__PROBLEM DETAILS__: Below is a block of records. Copy every line in it that contains the word "которой".

__SUPPLIED RECORDS__:
= = = = = = =
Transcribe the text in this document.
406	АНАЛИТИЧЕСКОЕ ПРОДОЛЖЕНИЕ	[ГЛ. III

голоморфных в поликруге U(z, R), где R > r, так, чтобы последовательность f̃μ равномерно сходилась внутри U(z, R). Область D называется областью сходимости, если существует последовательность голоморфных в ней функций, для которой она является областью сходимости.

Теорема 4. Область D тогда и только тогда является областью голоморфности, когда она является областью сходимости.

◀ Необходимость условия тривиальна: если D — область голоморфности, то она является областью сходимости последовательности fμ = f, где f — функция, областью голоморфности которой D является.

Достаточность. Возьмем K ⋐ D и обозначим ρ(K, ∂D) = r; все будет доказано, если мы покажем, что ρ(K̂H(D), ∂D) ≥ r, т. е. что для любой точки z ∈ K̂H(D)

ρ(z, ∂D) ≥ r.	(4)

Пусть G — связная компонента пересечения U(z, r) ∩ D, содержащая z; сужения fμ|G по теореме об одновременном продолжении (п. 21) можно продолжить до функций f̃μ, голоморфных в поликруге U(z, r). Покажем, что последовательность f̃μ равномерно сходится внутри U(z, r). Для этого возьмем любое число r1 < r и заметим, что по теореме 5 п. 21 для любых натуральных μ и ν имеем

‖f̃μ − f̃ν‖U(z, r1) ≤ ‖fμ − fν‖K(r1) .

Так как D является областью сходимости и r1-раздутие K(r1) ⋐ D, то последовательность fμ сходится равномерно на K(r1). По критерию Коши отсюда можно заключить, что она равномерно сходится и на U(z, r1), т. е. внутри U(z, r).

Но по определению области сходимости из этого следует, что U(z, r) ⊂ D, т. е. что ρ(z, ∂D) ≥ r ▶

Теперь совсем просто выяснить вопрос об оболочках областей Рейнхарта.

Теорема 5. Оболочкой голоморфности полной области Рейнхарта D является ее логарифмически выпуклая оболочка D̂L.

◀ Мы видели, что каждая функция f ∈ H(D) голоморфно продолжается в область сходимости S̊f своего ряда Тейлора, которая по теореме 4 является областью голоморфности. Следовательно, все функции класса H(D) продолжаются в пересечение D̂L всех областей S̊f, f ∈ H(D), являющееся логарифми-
= = = = = = =
__WRITTEN ANSWER__:
голоморфных в поликруге U(z, R), где R > r, так, чтобы последовательность f̃μ равномерно сходилась внутри U(z, R). Область D называется областью сходимости, если существует последовательность голоморфных в ней функций, для которой она является областью сходимости.
◀ Необходимость условия тривиальна: если D — область голоморфности, то она является областью сходимости последовательности fμ = f, где f — функция, областью голоморфности которой D является.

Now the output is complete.